- Source
+-------+
With the above setup, the library can now manipulate the bytecode by deserializing it, editing it, and serializing it again so that you can publish it.

Closer View of the Template Module

Taking a look at the template module, you should see that a few constants have been defined:

...
const TOTAL_SUPPLY: u64 = 100;
const SYMBOL: vector<u8> = b"Symbol";
const NAME: vector<u8> = b"Name";
const DESCRIPTION: vector<u8> = b"Description";
const ICON_URL: vector<u8> = b"icon_url";
const BURNABLE: bool = true;
...

These constants act as a reference point that the WASM library is able to modify. If you take a look at the TypeScript code that performs the edit and deploys, you can see in action how these fields are identified and updated:

...
const template = getBytecode();

const compiledModule = new CompiledModule(
JSON.parse(wasm.deserialize(template))
)
.updateConstant(0, totalSupply, "100", "u64")
.updateConstant(1, symbol, "Symbol", "string")
.updateConstant(2, asset_name, "Name", "string")
.updateConstant(3, description, "Description", "string")
+-------+
- Dataset entries
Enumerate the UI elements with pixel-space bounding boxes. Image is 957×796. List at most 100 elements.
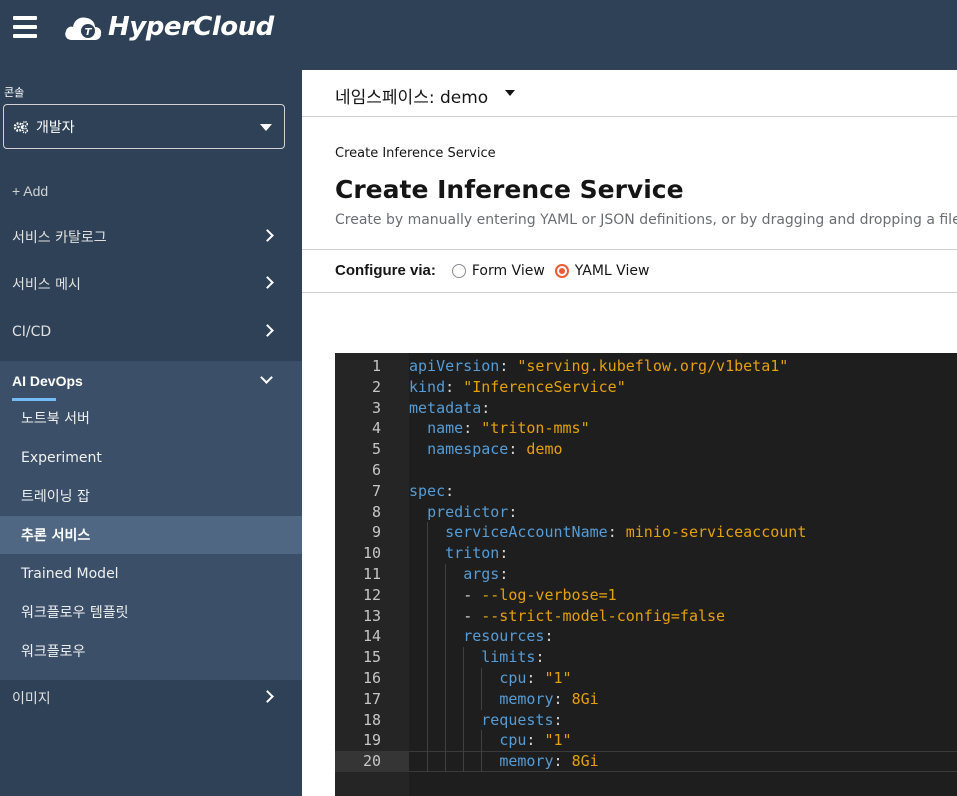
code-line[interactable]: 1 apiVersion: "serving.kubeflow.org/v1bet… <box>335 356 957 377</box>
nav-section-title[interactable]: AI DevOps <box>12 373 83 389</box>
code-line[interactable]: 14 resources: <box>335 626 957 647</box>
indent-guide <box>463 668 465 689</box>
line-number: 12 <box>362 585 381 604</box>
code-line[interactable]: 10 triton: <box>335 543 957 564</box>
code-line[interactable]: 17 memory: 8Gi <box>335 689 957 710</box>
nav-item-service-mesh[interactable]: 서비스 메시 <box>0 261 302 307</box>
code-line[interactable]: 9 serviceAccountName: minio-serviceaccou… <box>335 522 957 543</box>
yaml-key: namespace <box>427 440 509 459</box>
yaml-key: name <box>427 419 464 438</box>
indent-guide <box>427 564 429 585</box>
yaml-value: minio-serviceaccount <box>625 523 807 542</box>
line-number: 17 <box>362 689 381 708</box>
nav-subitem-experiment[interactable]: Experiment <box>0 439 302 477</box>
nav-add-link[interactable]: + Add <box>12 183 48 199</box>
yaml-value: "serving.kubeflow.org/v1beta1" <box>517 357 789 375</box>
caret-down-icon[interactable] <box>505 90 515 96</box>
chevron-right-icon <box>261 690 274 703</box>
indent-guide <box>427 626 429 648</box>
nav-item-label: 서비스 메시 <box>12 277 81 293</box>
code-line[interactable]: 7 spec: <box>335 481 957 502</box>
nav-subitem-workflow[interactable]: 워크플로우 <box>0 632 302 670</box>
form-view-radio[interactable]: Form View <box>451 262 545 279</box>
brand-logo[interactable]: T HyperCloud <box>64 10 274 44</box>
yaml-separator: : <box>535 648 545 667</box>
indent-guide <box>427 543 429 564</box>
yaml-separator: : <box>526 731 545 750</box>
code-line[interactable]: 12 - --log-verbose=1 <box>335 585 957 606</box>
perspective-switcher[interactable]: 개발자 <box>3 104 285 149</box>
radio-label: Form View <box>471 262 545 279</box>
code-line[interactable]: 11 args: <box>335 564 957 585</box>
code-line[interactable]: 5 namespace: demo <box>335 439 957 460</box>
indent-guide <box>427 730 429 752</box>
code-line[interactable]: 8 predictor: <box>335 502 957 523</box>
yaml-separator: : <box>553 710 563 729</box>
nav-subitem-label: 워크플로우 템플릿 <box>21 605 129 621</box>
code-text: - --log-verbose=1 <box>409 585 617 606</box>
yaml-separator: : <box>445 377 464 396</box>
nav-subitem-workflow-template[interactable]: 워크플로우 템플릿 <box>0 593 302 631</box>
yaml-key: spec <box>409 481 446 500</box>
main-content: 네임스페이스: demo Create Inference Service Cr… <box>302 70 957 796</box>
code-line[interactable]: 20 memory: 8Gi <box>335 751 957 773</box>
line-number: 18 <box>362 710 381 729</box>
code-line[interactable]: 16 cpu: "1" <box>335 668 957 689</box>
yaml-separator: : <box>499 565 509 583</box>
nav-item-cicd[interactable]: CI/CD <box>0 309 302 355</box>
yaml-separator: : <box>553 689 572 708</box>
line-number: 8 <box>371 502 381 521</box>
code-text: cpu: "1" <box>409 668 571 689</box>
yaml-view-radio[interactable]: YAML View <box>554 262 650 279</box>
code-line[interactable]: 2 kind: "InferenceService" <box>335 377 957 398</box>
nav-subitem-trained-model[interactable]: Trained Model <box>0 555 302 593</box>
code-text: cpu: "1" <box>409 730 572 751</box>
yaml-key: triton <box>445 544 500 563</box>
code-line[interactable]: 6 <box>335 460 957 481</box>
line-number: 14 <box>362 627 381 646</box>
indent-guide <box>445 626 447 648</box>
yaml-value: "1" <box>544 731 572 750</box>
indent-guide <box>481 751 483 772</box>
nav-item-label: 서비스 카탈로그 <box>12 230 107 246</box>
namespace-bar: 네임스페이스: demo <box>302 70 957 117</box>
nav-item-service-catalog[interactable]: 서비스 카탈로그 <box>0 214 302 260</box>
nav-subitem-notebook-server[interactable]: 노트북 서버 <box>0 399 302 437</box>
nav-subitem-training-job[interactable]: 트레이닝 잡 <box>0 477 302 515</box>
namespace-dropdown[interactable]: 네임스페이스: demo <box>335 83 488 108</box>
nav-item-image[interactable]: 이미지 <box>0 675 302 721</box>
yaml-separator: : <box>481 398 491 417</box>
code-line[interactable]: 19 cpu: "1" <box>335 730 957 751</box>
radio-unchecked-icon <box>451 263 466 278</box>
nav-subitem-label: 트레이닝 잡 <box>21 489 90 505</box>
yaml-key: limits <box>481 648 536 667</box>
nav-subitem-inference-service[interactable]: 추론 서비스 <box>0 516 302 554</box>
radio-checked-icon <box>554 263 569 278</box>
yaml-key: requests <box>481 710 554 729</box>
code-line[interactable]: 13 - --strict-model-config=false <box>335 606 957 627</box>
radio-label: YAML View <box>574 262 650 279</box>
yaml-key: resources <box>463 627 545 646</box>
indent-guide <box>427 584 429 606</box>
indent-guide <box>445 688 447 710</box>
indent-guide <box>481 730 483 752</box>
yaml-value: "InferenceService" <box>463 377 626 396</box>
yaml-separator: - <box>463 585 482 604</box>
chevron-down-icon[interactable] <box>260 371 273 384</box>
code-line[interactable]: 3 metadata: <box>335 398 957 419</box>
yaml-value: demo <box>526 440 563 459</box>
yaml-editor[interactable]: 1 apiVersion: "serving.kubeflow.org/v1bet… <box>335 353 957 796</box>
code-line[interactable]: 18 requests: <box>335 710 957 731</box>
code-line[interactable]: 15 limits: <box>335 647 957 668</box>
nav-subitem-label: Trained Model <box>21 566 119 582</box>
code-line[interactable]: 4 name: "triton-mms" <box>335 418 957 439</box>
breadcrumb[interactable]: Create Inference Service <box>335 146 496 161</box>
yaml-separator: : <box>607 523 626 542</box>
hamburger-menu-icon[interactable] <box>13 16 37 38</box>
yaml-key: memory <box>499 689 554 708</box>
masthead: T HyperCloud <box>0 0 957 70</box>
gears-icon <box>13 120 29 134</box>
+-------+
- Complete the following
**A.** Reproduce word for word the passage of the template module text starting with "With the above" and going on through "can publish it.".
**B.** Using the template module text, mark each statement yes or no and quote the words that decide it: (i) TOTAL_SUPPLY is declared as a u64 with the value 100; (ii) the constants give the WASM library a reference point it can modify; (iii) BURNABLE is set to false.

- Solutions
**A.**
With the above setup, the library can now manipulate the bytecode by deserializing it, editing it, and serializing it again so that you can publish it.

**B.**
(i) Yes: "const TOTAL_SUPPLY: u64 = 100;"
(ii) Yes: "These constants act as a reference point that the WASM library is able to modify."
(iii) No: "const BURNABLE: bool = true;"